__About this exercise__: The answer must consist of every record below, transcribed exactly.

__Record excerpts__:
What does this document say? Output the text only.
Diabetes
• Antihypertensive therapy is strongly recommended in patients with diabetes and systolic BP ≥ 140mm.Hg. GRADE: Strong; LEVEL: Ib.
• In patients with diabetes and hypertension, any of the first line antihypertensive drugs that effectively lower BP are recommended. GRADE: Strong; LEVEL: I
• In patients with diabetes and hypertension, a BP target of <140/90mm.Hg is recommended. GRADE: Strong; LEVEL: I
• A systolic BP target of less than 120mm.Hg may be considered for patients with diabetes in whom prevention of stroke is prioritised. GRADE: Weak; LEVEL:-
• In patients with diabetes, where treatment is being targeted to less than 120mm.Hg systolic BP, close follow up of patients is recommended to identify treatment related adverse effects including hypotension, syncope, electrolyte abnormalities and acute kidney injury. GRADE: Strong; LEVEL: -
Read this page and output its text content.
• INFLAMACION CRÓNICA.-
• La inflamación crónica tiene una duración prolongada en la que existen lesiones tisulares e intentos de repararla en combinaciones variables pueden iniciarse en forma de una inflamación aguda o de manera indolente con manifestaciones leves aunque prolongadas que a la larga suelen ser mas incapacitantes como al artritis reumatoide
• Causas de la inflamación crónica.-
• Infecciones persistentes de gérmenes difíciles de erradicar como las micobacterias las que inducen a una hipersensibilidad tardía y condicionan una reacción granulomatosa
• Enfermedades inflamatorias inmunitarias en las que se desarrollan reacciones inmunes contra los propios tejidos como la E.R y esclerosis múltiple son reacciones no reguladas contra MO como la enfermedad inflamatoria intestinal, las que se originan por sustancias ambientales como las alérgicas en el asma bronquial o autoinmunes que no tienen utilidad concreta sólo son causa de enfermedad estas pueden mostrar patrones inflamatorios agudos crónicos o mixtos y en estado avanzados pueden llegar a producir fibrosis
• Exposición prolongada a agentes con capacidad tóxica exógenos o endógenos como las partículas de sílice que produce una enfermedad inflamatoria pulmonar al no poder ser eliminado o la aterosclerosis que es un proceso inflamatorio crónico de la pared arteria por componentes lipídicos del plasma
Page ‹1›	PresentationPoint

__Response box__:
What does this document say? Output the text only.
Diabetes
• Antihypertensive therapy is strongly recommended in patients with diabetes and systolic BP ≥ 140mm.Hg. GRADE: Strong; LEVEL: Ib.
• In patients with diabetes and hypertension, any of the first line antihypertensive drugs that effectively lower BP are recommended. GRADE: Strong; LEVEL: I
• In patients with diabetes and hypertension, a BP target of <140/90mm.Hg is recommended. GRADE: Strong; LEVEL: I
• A systolic BP target of less than 120mm.Hg may be considered for patients with diabetes in whom prevention of stroke is prioritised. GRADE: Weak; LEVEL:-
• In patients with diabetes, where treatment is being targeted to less than 120mm.Hg systolic BP, close follow up of patients is recommended to identify treatment related adverse effects including hypotension, syncope, electrolyte abnormalities and acute kidney injury. GRADE: Strong; LEVEL: -
Read this page and output its text content.
• INFLAMACION CRÓNICA.-
• La inflamación crónica tiene una duración prolongada en la que existen lesiones tisulares e intentos de repararla en combinaciones variables pueden iniciarse en forma de una inflamación aguda o de manera indolente con manifestaciones leves aunque prolongadas que a la larga suelen ser mas incapacitantes como al artritis reumatoide
• Causas de la inflamación crónica.-
• Infecciones persistentes de gérmenes difíciles de erradicar como las micobacterias las que inducen a una hipersensibilidad tardía y condicionan una reacción granulomatosa
• Enfermedades inflamatorias inmunitarias en las que se desarrollan reacciones inmunes contra los propios tejidos como la E.R y esclerosis múltiple son reacciones no reguladas contra MO como la enfermedad inflamatoria intestinal, las que se originan por sustancias ambientales como las alérgicas en el asma bronquial o autoinmunes que no tienen utilidad concreta sólo son causa de enfermedad estas pueden mostrar patrones inflamatorios agudos crónicos o mixtos y en estado avanzados pueden llegar a producir fibrosis
• Exposición prolongada a agentes con capacidad tóxica exógenos o endógenos como las partículas de sílice que produce una enfermedad inflamatoria pulmonar al no poder ser eliminado o la aterosclerosis que es un proceso inflamatorio crónico de la pared arteria por componentes lipídicos del plasma
Page ‹1›	PresentationPoint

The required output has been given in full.